| Data shown |
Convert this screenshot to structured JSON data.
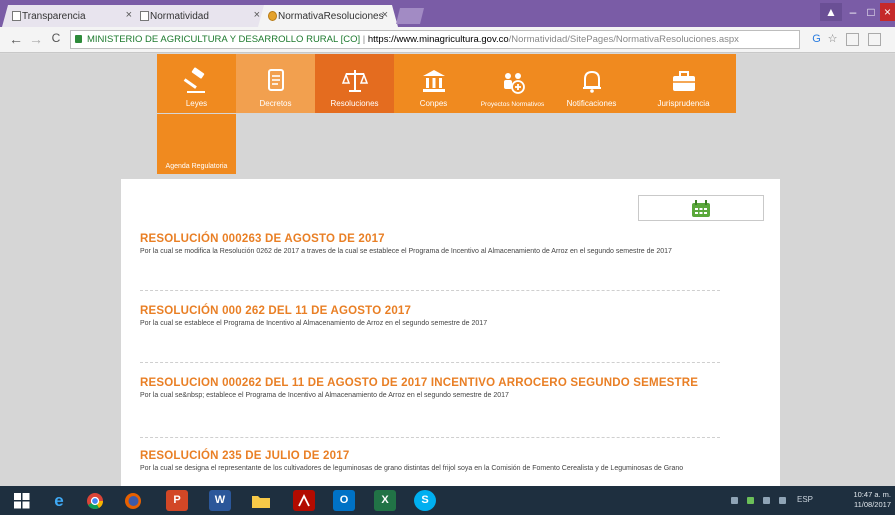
{
  "browser": {
    "tabs": [
      {
        "label": "Transparencia",
        "active": false
      },
      {
        "label": "Normatividad",
        "active": false
      },
      {
        "label": "NormativaResoluciones",
        "active": true
      }
    ],
    "tab_close_glyph": "×",
    "address": {
      "secure_label": "MINISTERIO DE AGRICULTURA Y DESARROLLO RURAL [CO]",
      "separator": "|",
      "scheme_host": "https://www.minagricultura.gov.co",
      "path": "/Normatividad/SitePages/NormativaResoluciones.aspx"
    },
    "nav": {
      "back": "←",
      "forward": "→",
      "reload": "C"
    },
    "window_controls": {
      "minimize": "–",
      "maximize": "□",
      "close": "×"
    }
  },
  "site_nav": {
    "tiles": [
      {
        "label": "Leyes",
        "icon": "gavel-icon"
      },
      {
        "label": "Decretos",
        "icon": "document-icon"
      },
      {
        "label": "Resoluciones",
        "icon": "scales-icon",
        "active": true
      },
      {
        "label": "Conpes",
        "icon": "building-icon"
      },
      {
        "label": "Proyectos Normativos",
        "icon": "people-icon"
      },
      {
        "label": "Notificaciones",
        "icon": "bell-icon"
      },
      {
        "label": "Jurisprudencia",
        "icon": "briefcase-icon"
      }
    ],
    "agenda_label": "Agenda Regulatoria"
  },
  "resoluciones": [
    {
      "title": "RESOLUCIÓN 000263 DE AGOSTO DE 2017",
      "desc": "Por la cual se modifica la Resolución 0262 de 2017 a traves de la cual se establece el Programa de Incentivo al Almacenamiento de Arroz en el segundo semestre de 2017"
    },
    {
      "title": "RESOLUCIÓN 000 262 DEL 11 DE AGOSTO 2017",
      "desc": "Por la cual se establece el Programa de Incentivo al Almacenamiento de Arroz en el segundo semestre de 2017"
    },
    {
      "title": "RESOLUCION 000262 DEL 11 DE AGOSTO DE 2017 INCENTIVO ARROCERO SEGUNDO SEMESTRE",
      "desc": "Por la cual se&nbsp; establece el Programa de Incentivo al Almacenamiento de Arroz en el segundo semestre de 2017"
    },
    {
      "title": "RESOLUCIÓN 235 DE JULIO DE 2017",
      "desc": "Por la cual se designa el representante de los cultivadores de leguminosas de grano distintas del frijol soya en la Comisión de Fomento Cerealista y de Leguminosas de Grano"
    }
  ],
  "taskbar": {
    "apps": [
      "windows-start",
      "internet-explorer",
      "chrome",
      "firefox",
      "powerpoint",
      "word",
      "file-explorer",
      "acrobat",
      "outlook",
      "excel",
      "skype"
    ],
    "app_glyphs": {
      "powerpoint": "P",
      "word": "W",
      "outlook": "O",
      "excel": "X",
      "skype": "S",
      "internet-explorer": "e"
    },
    "lang": "ESP",
    "time": "10:47 a. m.",
    "date": "11/08/2017"
  },
  "colors": {
    "accent_orange": "#f08a1f",
    "title_orange": "#e97f25",
    "tab_strip": "#7a5ca6",
    "taskbar": "#1e2f3f"
  }
}
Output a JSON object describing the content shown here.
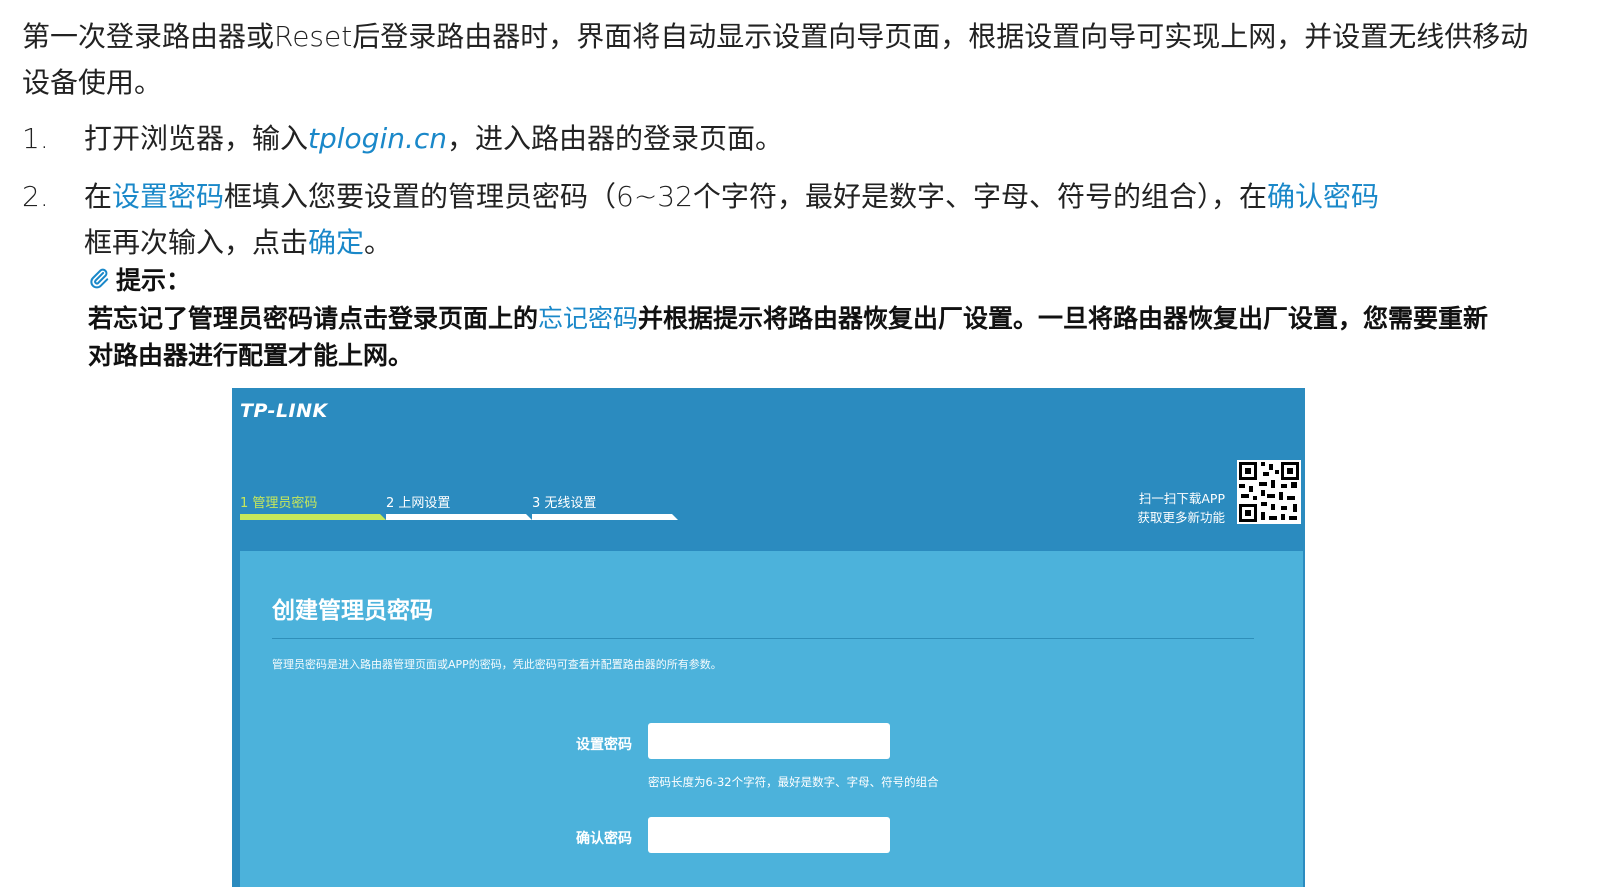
{
  "intro": {
    "text": "第一次登录路由器或Reset后登录路由器时，界面将自动显示设置向导页面，根据设置向导可实现上网，并设置无线供移动设备使用。"
  },
  "steps": [
    {
      "number": "1.",
      "before": "打开浏览器，输入",
      "link": "tplogin.cn",
      "after": "，进入路由器的登录页面。"
    },
    {
      "number": "2.",
      "part1": "在",
      "link1": "设置密码",
      "part2": "框填入您要设置的管理员密码（6~32个字符，最好是数字、字母、符号的组合），在",
      "link2": "确认密码",
      "part3": "框再次输入，点击",
      "link3": "确定",
      "part4": "。"
    }
  ],
  "note": {
    "icon": "paperclip-icon",
    "title": "提示：",
    "before": "若忘记了管理员密码请点击登录页面上的",
    "link": "忘记密码",
    "after": "并根据提示将路由器恢复出厂设置。一旦将路由器恢复出厂设置，您需要重新对路由器进行配置才能上网。"
  },
  "router": {
    "logo": "TP-LINK",
    "tabs": [
      {
        "label": "1 管理员密码",
        "active": true
      },
      {
        "label": "2 上网设置",
        "active": false
      },
      {
        "label": "3 无线设置",
        "active": false
      }
    ],
    "qr_line1": "扫一扫下载APP",
    "qr_line2": "获取更多新功能",
    "panel_title": "创建管理员密码",
    "panel_desc": "管理员密码是进入路由器管理页面或APP的密码，凭此密码可查看并配置路由器的所有参数。",
    "set_password_label": "设置密码",
    "password_hint": "密码长度为6-32个字符，最好是数字、字母、符号的组合",
    "confirm_password_label": "确认密码",
    "colors": {
      "header": "#2b8bbf",
      "panel": "#4cb2db",
      "active_tab": "#c7e85a",
      "link": "#1a88c9"
    }
  }
}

| Task brief |
Leaving the pictures out, set down exactly the lines from the one with "Output a JSON" through the end of the records.

| Written answer |
Output a JSON object describing the content shown here.
{
  "intro": {
    "text": "第一次登录路由器或Reset后登录路由器时，界面将自动显示设置向导页面，根据设置向导可实现上网，并设置无线供移动设备使用。"
  },
  "steps": [
    {
      "number": "1.",
      "before": "打开浏览器，输入",
      "link": "tplogin.cn",
      "after": "，进入路由器的登录页面。"
    },
    {
      "number": "2.",
      "part1": "在",
      "link1": "设置密码",
      "part2": "框填入您要设置的管理员密码（6~32个字符，最好是数字、字母、符号的组合），在",
      "link2": "确认密码",
      "part3": "框再次输入，点击",
      "link3": "确定",
      "part4": "。"
    }
  ],
  "note": {
    "icon": "paperclip-icon",
    "title": "提示：",
    "before": "若忘记了管理员密码请点击登录页面上的",
    "link": "忘记密码",
    "after": "并根据提示将路由器恢复出厂设置。一旦将路由器恢复出厂设置，您需要重新对路由器进行配置才能上网。"
  },
  "router": {
    "logo": "TP-LINK",
    "tabs": [
      {
        "label": "1 管理员密码",
        "active": true
      },
      {
        "label": "2 上网设置",
        "active": false
      },
      {
        "label": "3 无线设置",
        "active": false
      }
    ],
    "qr_line1": "扫一扫下载APP",
    "qr_line2": "获取更多新功能",
    "panel_title": "创建管理员密码",
    "panel_desc": "管理员密码是进入路由器管理页面或APP的密码，凭此密码可查看并配置路由器的所有参数。",
    "set_password_label": "设置密码",
    "password_hint": "密码长度为6-32个字符，最好是数字、字母、符号的组合",
    "confirm_password_label": "确认密码",
    "colors": {
      "header": "#2b8bbf",
      "panel": "#4cb2db",
      "active_tab": "#c7e85a",
      "link": "#1a88c9"
    }
  }
}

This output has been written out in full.